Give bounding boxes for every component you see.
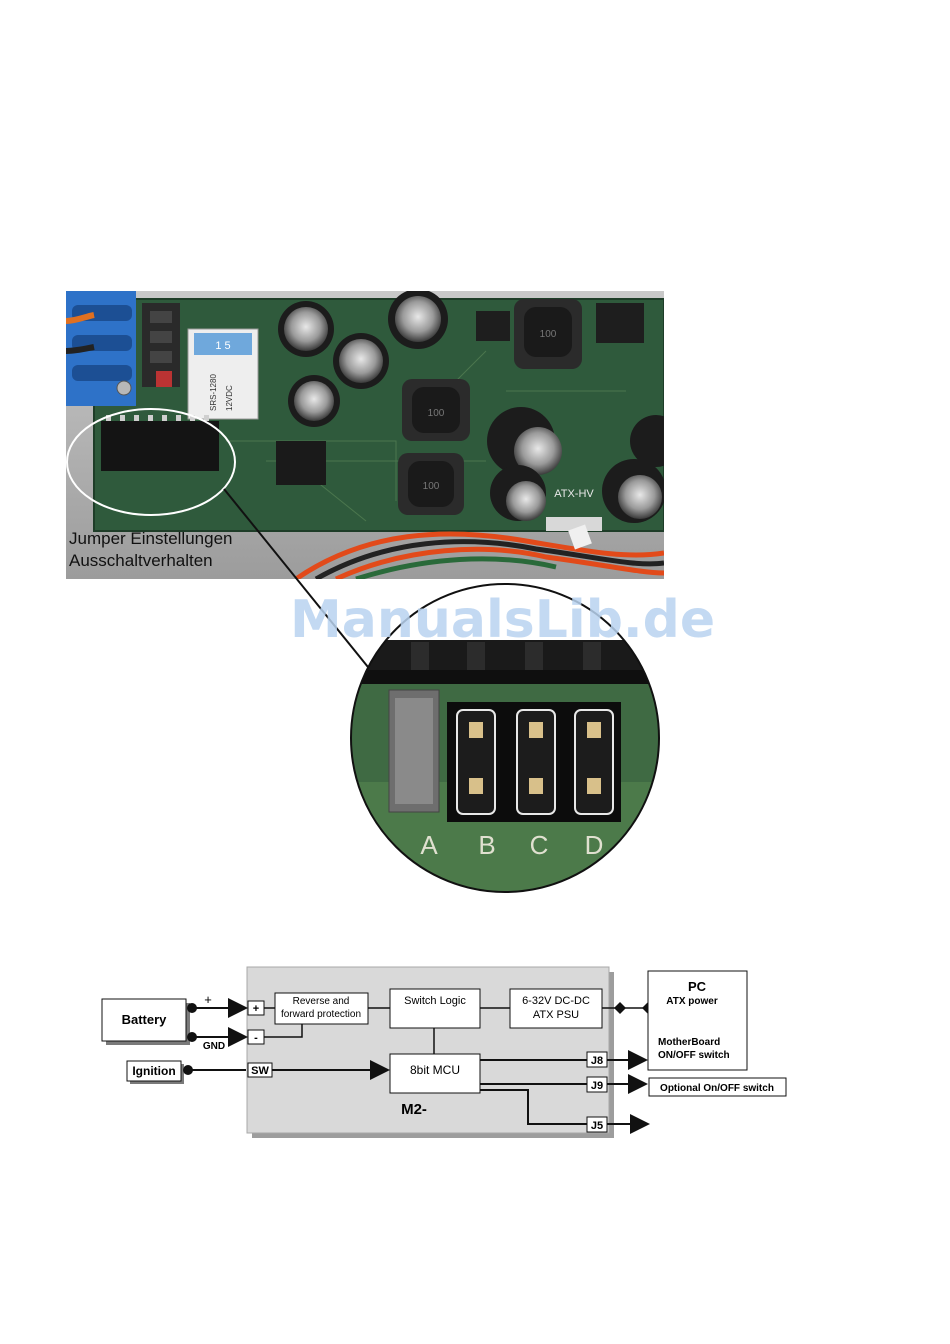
svg-text:Ignition: Ignition <box>132 1064 175 1078</box>
svg-text:6-32V DC-DC: 6-32V DC-DC <box>522 995 590 1007</box>
svg-text:ATX PSU: ATX PSU <box>533 1009 579 1021</box>
svg-text:J5: J5 <box>591 1120 603 1132</box>
jumper-label-a: A <box>420 830 438 860</box>
m2-block-diagram: Battery Ignition + GND + - SW Reverse an… <box>0 960 950 1150</box>
jumper-label-c: C <box>530 830 549 860</box>
svg-text:forward protection: forward protection <box>281 1009 361 1020</box>
svg-text:-: - <box>254 1032 258 1044</box>
svg-text:J8: J8 <box>591 1055 603 1067</box>
svg-text:ON/OFF switch: ON/OFF switch <box>658 1050 730 1061</box>
svg-text:SW: SW <box>251 1065 269 1077</box>
svg-text:Battery: Battery <box>122 1012 168 1027</box>
svg-text:J9: J9 <box>591 1080 603 1092</box>
svg-text:Switch Logic: Switch Logic <box>404 995 466 1007</box>
plus-sign: + <box>204 992 212 1007</box>
jumper-pins <box>447 702 621 822</box>
svg-text:+: + <box>253 1003 259 1015</box>
svg-text:ATX power: ATX power <box>666 996 718 1007</box>
svg-text:MotherBoard: MotherBoard <box>658 1037 720 1048</box>
svg-text:PC: PC <box>688 979 707 994</box>
gnd-label: GND <box>203 1041 225 1052</box>
svg-text:Optional On/OFF switch: Optional On/OFF switch <box>660 1083 774 1094</box>
svg-text:8bit MCU: 8bit MCU <box>410 1063 460 1077</box>
jumper-label-b: B <box>478 830 495 860</box>
watermark: ManualsLib.de <box>290 590 715 650</box>
jumper-label-d: D <box>585 830 604 860</box>
svg-text:Reverse and: Reverse and <box>293 996 350 1007</box>
module-name: M2- <box>401 1101 427 1118</box>
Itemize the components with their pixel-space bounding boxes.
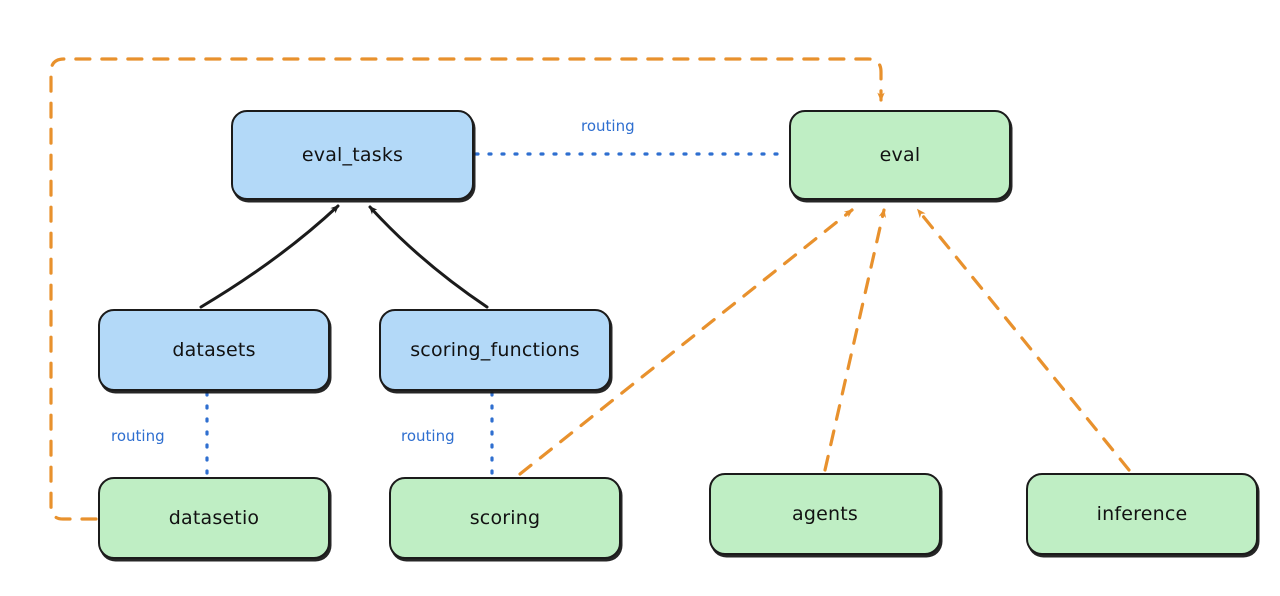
node-datasets[interactable]: datasets (98, 309, 330, 391)
node-eval[interactable]: eval (789, 110, 1011, 200)
node-inference[interactable]: inference (1026, 473, 1258, 555)
edge-label-routing-scoring: routing (398, 427, 458, 445)
edge-label-routing-eval: routing (578, 117, 638, 135)
node-label-datasets: datasets (172, 339, 256, 361)
node-label-scoring: scoring (469, 507, 541, 529)
edge-scoring-functions-to-eval-tasks (368, 205, 489, 309)
edge-scoring-to-eval (518, 208, 854, 476)
node-label-eval: eval (879, 144, 921, 166)
node-scoring[interactable]: scoring (389, 477, 621, 559)
edge-datasets-to-eval-tasks (199, 204, 340, 309)
node-eval-tasks[interactable]: eval_tasks (231, 110, 474, 200)
edge-datasetio-to-eval (49, 57, 885, 521)
node-label-eval-tasks: eval_tasks (301, 144, 404, 166)
edge-agents-to-eval (823, 208, 886, 472)
node-label-inference: inference (1096, 503, 1188, 525)
edge-label-routing-datasetio: routing (108, 427, 168, 445)
node-agents[interactable]: agents (709, 473, 941, 555)
node-scoring-functions[interactable]: scoring_functions (379, 309, 611, 391)
node-datasetio[interactable]: datasetio (98, 477, 330, 559)
node-label-agents: agents (792, 503, 858, 525)
edge-inference-to-eval (916, 208, 1131, 472)
node-label-scoring-functions: scoring_functions (410, 339, 580, 361)
node-label-datasetio: datasetio (168, 507, 260, 529)
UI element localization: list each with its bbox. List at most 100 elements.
---
課題の説明: 上の記録から「agents」という文字列を含む行をすべて見つけ、一行も漏らさず書き写してください。

課題への回答:
edge-agents-to-eval (823, 208, 886, 472)
node-agents[interactable]: agents (709, 473, 941, 555)
node-label-agents: agents (792, 503, 858, 525)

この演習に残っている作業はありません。